[WRITTEN PROBLEM] Look over the lines below. Report each one that includes the string "panel".

[DATA SHOWN]
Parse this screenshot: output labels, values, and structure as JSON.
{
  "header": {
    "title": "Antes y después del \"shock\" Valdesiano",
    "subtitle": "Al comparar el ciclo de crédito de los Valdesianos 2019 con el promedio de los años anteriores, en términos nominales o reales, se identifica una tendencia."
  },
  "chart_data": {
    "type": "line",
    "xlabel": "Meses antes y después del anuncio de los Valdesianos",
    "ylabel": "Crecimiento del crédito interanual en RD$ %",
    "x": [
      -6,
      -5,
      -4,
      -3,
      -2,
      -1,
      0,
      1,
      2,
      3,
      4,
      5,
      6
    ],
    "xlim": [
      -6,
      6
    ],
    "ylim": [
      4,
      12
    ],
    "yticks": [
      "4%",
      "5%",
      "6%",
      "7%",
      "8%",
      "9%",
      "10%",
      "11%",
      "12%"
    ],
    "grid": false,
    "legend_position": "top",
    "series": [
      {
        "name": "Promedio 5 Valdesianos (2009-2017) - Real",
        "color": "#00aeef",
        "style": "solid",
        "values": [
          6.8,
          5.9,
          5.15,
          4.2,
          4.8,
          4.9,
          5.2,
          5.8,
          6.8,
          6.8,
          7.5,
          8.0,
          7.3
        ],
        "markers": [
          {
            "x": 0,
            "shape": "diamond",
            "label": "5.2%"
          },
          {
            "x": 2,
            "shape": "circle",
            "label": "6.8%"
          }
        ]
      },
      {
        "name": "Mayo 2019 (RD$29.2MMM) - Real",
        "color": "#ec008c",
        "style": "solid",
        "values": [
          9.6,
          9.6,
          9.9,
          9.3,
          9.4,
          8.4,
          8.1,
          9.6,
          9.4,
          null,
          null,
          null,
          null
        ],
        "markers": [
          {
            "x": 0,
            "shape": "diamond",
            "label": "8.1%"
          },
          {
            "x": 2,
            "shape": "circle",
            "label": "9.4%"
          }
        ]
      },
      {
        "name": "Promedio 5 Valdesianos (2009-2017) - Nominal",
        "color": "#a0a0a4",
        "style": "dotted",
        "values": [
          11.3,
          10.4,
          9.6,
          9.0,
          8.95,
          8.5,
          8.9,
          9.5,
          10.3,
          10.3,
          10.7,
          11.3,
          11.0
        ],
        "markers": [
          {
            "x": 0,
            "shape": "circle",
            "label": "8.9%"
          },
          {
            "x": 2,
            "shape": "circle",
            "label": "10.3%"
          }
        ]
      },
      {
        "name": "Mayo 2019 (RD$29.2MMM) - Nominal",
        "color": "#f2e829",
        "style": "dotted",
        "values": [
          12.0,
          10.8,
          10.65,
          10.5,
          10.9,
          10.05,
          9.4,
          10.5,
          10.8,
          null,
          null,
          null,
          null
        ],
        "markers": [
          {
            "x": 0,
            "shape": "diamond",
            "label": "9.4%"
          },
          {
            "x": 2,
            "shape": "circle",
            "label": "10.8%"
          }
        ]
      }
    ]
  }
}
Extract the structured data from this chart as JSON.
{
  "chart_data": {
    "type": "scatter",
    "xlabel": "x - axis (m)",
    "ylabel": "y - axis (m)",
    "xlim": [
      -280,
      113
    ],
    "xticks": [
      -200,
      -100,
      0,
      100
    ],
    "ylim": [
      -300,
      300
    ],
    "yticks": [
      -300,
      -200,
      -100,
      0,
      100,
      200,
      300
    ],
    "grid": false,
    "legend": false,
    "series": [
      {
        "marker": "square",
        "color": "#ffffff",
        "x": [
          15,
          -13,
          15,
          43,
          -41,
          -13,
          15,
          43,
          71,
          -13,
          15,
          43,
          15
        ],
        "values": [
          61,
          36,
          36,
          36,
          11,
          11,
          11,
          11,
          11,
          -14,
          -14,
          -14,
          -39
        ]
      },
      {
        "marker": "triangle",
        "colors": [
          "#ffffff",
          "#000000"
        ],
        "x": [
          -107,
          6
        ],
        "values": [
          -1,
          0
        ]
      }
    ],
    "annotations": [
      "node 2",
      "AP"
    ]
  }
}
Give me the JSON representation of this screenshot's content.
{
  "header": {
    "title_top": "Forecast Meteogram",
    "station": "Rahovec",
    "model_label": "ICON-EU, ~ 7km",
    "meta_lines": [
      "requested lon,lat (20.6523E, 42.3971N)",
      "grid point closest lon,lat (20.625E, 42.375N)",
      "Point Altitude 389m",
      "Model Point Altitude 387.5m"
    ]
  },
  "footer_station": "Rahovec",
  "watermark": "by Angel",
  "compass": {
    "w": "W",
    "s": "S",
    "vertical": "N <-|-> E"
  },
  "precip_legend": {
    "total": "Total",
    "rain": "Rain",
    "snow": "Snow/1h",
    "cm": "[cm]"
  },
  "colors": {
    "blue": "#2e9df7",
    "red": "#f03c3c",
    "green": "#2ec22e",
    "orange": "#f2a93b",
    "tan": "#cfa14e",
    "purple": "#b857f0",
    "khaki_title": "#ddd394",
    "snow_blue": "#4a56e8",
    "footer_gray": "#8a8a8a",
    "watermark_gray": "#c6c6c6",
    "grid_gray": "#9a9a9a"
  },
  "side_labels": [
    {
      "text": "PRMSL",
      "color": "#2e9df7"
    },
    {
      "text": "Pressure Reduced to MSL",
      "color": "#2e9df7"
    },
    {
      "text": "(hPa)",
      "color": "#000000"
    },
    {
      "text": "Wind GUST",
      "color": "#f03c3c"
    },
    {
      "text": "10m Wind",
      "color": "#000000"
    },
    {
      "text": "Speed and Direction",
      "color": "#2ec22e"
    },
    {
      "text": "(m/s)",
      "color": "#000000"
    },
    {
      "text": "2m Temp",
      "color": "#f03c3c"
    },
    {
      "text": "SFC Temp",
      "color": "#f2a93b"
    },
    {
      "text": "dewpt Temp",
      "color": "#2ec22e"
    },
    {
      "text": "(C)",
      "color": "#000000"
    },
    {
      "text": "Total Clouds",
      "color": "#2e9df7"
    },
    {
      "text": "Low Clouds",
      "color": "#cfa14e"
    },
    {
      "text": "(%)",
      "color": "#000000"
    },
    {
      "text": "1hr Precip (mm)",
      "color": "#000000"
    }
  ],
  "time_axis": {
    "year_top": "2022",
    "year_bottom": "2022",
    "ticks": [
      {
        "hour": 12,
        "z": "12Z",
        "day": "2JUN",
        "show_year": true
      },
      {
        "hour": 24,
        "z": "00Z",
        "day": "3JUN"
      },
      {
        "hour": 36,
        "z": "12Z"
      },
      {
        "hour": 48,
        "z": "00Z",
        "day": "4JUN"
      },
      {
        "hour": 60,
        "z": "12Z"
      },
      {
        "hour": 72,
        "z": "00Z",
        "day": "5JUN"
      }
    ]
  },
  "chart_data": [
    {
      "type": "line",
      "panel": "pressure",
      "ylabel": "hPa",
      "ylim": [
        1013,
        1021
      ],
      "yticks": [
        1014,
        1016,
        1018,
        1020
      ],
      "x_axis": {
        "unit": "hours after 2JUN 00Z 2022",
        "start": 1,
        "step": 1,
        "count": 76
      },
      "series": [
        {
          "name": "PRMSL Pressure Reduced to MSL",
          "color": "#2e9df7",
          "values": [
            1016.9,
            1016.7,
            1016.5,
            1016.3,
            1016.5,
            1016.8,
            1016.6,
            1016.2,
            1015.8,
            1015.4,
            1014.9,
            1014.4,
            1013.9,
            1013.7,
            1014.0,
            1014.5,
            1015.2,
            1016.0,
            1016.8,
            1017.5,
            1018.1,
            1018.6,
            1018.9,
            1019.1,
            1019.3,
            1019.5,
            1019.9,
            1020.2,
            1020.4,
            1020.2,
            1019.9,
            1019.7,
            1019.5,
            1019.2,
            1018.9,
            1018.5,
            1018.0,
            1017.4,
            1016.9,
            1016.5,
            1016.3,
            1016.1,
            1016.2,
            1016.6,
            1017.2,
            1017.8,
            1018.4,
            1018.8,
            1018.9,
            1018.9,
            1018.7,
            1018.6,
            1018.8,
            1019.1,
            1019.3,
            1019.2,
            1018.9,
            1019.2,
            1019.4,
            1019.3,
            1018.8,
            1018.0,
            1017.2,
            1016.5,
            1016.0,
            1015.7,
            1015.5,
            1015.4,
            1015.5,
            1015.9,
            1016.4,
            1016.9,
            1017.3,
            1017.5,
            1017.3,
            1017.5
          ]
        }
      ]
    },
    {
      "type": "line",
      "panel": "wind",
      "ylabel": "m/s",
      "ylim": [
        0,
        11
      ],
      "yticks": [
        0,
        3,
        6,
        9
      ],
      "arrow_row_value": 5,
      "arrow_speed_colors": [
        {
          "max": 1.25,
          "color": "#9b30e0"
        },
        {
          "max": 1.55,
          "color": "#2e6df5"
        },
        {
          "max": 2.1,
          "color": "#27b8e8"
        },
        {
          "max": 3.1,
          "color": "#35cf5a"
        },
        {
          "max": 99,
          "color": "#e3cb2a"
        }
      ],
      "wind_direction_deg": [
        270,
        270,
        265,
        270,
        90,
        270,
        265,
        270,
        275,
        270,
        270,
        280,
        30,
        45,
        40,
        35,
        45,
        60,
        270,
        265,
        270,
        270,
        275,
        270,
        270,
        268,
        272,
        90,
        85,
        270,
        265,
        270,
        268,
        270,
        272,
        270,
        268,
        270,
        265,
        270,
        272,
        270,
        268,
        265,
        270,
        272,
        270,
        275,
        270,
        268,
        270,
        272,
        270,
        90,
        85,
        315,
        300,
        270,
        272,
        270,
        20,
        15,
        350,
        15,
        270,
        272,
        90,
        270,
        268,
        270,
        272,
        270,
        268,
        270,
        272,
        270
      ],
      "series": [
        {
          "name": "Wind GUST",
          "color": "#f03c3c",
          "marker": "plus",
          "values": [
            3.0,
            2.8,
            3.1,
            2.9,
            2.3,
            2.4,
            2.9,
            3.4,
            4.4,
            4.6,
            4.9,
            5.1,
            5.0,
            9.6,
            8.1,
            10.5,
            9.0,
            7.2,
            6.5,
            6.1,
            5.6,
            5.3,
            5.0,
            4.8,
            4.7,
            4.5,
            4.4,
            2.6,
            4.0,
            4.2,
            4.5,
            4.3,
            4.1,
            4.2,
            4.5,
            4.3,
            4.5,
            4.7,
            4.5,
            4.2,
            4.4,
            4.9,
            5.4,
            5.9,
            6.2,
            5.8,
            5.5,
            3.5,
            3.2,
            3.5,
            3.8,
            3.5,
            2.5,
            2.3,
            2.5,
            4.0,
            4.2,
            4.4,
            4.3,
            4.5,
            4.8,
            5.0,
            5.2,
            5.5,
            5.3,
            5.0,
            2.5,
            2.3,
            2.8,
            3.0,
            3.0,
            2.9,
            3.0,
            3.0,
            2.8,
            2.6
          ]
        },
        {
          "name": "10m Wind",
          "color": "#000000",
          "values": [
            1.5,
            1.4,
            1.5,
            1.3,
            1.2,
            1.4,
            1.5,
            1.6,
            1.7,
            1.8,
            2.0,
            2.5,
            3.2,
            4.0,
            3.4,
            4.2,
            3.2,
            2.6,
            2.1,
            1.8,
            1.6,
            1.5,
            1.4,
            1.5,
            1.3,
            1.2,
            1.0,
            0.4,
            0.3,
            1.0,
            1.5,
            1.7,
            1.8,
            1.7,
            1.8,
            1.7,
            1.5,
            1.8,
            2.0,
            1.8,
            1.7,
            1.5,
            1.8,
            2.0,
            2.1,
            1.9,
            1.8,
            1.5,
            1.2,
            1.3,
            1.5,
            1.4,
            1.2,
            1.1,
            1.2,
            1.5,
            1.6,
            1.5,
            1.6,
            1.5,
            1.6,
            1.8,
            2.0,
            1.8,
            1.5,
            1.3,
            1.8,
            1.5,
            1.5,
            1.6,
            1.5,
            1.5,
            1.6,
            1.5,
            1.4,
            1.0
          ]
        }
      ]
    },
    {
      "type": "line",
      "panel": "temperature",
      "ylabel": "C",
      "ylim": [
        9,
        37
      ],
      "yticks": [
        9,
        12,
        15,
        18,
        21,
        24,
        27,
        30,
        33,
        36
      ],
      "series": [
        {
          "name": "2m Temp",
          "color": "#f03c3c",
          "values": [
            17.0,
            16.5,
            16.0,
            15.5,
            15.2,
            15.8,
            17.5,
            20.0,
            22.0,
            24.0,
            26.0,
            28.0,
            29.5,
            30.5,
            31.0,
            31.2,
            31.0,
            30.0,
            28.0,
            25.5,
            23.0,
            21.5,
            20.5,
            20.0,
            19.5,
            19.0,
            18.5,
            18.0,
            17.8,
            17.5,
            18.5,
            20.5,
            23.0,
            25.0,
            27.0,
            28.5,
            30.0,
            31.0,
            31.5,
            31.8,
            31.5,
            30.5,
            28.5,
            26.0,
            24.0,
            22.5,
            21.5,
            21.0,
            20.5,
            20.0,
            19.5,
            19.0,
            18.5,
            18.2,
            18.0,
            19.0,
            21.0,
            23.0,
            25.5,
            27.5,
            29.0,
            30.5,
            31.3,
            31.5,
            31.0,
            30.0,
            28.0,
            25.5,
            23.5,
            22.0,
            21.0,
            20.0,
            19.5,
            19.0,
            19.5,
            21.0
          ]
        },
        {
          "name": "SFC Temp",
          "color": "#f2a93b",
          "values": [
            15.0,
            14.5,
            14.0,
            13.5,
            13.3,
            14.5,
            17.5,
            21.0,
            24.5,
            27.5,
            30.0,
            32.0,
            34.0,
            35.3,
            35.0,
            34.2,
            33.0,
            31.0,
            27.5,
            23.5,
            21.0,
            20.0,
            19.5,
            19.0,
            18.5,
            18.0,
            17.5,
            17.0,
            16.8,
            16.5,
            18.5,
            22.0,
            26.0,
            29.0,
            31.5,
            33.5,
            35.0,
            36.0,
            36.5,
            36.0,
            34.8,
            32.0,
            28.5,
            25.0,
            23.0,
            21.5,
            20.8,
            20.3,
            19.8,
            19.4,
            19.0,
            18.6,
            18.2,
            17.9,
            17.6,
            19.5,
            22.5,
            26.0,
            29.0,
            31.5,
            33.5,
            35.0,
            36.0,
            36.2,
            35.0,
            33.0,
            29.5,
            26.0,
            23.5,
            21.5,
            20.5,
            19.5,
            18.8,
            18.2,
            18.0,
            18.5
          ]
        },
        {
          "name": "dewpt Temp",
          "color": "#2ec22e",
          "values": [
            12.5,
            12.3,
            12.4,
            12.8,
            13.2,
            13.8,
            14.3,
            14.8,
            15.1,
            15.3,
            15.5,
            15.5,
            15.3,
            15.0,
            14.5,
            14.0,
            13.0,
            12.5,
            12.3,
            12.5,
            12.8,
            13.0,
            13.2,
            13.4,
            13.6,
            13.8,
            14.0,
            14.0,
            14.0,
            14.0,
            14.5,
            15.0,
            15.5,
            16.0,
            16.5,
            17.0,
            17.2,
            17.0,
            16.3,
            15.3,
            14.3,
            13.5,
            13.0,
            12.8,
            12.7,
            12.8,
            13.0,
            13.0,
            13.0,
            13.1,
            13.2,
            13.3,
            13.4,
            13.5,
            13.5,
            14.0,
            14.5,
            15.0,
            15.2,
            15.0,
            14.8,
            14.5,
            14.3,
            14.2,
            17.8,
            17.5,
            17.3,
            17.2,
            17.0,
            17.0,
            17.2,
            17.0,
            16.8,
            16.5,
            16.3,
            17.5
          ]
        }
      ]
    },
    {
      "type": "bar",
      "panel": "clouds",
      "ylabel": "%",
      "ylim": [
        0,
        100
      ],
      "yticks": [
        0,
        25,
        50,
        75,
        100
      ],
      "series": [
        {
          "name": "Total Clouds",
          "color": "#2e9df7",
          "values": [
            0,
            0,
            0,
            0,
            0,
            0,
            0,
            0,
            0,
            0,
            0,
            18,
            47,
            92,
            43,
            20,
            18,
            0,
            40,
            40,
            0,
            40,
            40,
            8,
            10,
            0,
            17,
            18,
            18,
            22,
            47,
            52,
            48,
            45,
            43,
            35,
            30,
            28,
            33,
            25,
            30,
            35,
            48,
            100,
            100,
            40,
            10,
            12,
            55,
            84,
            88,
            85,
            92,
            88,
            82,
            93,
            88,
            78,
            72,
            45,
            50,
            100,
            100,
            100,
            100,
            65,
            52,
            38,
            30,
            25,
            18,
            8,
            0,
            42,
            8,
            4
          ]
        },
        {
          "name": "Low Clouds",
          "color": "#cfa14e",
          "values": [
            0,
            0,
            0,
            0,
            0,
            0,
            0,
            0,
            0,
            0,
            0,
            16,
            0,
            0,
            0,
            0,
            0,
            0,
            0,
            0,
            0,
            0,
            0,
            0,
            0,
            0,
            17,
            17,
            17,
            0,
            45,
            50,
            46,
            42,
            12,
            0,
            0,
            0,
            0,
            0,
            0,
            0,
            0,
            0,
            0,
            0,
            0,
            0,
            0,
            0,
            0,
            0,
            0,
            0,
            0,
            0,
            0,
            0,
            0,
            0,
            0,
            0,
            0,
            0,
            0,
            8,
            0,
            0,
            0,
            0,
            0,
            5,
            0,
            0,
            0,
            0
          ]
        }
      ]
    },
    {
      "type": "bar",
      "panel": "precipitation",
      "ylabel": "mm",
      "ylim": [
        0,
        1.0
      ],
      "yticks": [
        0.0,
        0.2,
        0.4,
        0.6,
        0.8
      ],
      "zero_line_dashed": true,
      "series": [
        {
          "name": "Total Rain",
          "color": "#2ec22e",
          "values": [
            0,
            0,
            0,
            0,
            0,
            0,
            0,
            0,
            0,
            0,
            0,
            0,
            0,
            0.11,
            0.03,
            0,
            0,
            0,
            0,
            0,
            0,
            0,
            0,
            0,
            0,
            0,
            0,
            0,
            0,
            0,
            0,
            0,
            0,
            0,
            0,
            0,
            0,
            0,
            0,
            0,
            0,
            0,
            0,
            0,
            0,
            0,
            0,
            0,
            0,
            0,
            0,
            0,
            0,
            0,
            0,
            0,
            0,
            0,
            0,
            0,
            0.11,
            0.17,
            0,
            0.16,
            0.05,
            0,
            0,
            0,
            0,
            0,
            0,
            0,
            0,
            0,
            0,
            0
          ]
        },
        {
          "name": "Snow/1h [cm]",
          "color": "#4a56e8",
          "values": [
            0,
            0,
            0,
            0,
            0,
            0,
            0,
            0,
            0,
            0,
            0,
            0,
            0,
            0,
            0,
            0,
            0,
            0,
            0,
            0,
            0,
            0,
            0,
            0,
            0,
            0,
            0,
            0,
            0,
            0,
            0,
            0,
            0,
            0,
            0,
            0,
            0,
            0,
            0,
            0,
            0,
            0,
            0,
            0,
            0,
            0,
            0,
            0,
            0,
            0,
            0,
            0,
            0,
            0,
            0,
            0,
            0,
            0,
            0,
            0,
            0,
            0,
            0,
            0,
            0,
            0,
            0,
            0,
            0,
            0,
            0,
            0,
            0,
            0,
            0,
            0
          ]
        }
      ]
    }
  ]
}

[REPLY]
      "panel": "pressure",
      "panel": "wind",
      "panel": "temperature",
      "panel": "clouds",
      "panel": "precipitation",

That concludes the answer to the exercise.